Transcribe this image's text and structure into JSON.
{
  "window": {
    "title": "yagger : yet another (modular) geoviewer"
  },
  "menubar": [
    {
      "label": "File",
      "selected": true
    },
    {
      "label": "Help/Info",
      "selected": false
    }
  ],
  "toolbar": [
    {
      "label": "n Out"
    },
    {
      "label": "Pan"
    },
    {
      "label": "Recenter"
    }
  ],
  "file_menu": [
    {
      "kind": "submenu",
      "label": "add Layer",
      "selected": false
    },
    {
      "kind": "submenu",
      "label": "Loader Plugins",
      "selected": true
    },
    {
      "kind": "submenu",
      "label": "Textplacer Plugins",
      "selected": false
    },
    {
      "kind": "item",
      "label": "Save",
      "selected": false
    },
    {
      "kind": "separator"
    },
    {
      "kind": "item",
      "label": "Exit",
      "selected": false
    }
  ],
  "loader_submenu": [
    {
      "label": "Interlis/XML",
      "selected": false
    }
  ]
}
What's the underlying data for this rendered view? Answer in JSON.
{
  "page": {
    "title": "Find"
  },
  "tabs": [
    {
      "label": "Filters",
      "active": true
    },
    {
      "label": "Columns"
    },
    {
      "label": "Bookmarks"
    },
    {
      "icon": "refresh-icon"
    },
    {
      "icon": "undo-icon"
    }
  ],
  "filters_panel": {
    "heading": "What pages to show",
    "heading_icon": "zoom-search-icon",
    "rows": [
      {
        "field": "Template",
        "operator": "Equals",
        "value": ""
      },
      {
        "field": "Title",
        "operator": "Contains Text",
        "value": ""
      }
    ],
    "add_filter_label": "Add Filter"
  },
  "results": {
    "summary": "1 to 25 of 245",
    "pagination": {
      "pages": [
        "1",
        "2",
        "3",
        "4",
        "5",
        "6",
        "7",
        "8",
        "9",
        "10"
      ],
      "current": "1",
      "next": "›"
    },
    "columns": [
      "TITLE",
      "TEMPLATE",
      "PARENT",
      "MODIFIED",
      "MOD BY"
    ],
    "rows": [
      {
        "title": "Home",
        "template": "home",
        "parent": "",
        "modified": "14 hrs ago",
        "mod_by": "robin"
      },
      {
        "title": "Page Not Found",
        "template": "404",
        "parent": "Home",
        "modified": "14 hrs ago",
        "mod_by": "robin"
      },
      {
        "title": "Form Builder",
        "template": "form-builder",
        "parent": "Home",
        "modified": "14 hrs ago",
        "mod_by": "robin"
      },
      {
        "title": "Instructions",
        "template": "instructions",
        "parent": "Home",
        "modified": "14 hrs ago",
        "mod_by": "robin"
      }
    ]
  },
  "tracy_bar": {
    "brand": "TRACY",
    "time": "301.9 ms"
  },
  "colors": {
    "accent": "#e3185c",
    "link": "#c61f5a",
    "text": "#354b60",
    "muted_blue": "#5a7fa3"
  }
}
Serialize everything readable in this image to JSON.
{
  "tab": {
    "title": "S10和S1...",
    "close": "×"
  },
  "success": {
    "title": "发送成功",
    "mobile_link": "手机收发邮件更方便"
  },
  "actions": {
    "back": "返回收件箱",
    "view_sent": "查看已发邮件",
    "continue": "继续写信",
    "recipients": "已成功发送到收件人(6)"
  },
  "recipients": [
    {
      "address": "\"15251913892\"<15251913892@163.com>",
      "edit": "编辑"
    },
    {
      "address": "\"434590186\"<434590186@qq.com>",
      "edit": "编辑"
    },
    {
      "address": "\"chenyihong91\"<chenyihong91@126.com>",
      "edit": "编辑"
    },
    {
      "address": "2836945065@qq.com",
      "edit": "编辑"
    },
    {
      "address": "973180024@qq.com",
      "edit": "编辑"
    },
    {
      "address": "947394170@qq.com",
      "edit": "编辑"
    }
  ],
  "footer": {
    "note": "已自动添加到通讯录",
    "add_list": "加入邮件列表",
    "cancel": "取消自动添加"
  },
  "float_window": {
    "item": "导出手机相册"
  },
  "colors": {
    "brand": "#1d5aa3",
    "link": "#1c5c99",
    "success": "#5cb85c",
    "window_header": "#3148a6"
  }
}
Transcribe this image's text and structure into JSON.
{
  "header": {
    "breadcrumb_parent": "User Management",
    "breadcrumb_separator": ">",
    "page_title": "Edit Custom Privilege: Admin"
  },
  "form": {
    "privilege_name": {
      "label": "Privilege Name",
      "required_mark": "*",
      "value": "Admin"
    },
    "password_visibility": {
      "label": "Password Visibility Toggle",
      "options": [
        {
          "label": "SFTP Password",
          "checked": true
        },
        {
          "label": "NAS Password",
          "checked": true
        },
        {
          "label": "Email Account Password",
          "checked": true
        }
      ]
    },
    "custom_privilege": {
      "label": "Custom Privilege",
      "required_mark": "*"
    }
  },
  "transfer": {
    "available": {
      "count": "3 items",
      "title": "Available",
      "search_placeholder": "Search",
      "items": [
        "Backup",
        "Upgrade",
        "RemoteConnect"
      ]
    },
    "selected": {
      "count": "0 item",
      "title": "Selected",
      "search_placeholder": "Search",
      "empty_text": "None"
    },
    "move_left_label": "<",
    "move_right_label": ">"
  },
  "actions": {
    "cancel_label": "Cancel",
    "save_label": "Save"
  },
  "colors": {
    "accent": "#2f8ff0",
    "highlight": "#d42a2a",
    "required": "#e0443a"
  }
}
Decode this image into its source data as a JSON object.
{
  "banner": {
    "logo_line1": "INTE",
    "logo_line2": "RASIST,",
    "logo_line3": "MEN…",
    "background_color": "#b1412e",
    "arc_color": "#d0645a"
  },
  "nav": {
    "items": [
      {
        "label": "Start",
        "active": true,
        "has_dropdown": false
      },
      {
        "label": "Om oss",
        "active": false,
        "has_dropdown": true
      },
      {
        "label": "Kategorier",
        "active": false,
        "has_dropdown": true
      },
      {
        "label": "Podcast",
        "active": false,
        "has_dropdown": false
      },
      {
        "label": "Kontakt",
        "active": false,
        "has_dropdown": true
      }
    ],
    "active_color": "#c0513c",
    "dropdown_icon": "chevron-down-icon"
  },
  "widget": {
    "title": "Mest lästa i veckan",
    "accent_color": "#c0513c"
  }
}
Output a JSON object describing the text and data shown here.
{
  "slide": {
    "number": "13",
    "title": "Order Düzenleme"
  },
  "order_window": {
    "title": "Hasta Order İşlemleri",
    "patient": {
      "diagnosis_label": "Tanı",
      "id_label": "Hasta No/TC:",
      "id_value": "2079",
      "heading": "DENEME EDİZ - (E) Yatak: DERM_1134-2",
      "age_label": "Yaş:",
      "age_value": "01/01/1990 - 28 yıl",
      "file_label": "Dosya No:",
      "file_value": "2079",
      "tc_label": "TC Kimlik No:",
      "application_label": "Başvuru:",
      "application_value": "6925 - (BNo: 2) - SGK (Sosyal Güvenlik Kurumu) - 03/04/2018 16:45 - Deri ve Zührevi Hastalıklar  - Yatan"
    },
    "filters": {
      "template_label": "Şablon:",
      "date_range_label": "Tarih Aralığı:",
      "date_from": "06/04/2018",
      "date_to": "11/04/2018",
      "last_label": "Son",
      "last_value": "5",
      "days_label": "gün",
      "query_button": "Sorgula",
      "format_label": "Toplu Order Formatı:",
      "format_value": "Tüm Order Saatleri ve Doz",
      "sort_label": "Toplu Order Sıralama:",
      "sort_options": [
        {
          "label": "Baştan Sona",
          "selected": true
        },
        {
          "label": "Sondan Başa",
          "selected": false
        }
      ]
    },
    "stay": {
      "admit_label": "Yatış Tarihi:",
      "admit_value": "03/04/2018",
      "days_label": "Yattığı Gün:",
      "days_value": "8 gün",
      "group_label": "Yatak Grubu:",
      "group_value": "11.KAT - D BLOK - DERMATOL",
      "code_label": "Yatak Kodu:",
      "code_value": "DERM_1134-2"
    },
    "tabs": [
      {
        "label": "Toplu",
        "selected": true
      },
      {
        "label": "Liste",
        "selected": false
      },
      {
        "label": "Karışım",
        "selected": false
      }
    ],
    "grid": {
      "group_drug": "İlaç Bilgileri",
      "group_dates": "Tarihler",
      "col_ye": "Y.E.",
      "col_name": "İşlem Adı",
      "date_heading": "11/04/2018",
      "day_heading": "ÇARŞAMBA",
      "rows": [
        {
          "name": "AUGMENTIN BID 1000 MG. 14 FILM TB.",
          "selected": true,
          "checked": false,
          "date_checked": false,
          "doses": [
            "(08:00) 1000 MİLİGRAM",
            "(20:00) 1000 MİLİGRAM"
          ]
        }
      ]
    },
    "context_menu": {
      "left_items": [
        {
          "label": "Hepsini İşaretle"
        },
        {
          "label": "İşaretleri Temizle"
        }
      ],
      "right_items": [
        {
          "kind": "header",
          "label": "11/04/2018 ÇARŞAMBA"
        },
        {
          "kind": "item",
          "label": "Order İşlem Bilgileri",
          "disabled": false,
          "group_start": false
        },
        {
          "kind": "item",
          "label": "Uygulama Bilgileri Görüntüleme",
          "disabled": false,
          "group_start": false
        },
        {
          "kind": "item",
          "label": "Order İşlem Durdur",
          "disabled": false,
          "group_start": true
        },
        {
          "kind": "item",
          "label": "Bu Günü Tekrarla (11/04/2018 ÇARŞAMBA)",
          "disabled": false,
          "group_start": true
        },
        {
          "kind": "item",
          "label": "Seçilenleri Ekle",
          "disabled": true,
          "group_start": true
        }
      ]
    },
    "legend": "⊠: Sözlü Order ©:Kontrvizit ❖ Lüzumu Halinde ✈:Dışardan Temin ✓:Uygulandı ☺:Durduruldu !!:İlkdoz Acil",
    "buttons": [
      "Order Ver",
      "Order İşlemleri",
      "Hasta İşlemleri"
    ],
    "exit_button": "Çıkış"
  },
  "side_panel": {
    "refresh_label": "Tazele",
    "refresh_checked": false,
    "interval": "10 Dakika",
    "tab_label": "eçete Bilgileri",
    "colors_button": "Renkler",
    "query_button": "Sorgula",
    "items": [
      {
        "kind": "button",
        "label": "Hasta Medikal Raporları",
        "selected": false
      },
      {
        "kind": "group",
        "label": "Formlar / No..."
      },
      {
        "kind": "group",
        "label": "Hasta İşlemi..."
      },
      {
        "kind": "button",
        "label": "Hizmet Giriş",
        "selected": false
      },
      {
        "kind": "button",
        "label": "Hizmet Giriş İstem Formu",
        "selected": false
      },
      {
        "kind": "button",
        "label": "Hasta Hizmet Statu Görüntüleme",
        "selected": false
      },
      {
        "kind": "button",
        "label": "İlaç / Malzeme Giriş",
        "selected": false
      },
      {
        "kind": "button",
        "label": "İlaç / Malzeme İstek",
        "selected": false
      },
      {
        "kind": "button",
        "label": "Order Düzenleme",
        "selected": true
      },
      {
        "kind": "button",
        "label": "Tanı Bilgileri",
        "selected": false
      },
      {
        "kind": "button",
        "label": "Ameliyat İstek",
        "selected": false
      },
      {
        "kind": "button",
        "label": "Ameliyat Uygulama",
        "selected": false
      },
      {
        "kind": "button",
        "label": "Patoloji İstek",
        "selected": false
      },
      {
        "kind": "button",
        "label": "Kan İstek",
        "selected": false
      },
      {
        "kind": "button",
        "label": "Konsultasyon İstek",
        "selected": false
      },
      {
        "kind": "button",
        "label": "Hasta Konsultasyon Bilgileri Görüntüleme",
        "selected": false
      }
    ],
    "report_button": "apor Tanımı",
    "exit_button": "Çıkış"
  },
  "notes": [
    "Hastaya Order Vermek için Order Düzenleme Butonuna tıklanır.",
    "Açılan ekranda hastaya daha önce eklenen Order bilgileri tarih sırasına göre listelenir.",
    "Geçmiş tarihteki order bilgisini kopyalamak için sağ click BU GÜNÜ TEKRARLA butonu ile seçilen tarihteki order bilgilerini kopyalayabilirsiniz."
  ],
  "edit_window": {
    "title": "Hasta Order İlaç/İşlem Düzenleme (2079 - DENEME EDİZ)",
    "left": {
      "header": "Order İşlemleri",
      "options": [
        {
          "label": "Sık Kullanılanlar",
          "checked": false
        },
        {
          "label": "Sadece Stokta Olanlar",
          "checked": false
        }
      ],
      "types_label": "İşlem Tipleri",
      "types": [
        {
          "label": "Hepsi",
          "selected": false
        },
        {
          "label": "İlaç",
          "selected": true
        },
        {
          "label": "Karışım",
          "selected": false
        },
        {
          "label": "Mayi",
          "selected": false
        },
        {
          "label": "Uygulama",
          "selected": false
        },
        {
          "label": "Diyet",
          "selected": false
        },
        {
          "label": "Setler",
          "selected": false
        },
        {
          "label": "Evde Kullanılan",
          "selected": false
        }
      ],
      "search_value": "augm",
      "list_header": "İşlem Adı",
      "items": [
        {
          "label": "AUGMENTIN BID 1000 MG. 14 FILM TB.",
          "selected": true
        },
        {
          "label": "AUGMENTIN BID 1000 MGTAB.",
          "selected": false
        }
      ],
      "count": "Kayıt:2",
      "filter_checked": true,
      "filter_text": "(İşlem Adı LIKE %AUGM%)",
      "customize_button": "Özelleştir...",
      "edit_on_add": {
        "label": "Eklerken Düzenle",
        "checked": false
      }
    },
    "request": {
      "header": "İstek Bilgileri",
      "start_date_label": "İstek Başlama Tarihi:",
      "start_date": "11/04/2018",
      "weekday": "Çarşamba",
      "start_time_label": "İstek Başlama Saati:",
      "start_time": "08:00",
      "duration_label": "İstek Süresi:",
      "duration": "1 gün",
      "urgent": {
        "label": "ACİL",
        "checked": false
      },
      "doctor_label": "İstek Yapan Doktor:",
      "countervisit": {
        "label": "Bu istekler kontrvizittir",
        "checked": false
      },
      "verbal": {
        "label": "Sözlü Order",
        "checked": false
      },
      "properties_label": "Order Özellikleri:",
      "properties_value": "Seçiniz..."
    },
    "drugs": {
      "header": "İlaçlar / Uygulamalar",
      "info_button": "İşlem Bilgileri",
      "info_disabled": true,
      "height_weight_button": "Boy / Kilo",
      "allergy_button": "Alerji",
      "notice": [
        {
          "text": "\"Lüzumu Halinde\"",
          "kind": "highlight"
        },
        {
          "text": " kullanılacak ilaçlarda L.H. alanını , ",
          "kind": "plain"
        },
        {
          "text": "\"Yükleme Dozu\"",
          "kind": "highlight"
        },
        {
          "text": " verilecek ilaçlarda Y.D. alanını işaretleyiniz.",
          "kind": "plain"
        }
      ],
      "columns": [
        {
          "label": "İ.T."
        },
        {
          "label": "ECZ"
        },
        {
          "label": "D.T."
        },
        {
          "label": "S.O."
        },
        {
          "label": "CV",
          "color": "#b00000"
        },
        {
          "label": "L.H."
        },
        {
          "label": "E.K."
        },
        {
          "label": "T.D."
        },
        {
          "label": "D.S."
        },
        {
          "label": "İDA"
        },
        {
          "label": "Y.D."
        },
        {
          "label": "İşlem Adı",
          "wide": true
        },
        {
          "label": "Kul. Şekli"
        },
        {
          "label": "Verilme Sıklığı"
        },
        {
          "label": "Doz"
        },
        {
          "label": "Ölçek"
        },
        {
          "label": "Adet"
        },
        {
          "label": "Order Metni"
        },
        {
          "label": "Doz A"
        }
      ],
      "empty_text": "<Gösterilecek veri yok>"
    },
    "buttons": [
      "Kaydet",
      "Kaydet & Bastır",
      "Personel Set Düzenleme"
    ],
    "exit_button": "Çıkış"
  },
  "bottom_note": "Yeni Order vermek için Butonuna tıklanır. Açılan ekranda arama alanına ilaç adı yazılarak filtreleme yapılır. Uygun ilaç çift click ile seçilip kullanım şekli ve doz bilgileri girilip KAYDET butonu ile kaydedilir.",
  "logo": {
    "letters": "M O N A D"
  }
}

================

_Exercise requirements_.
Your answer should be a single number: how many lines in the data above include "Düzenleme"?

_Final answer_.
5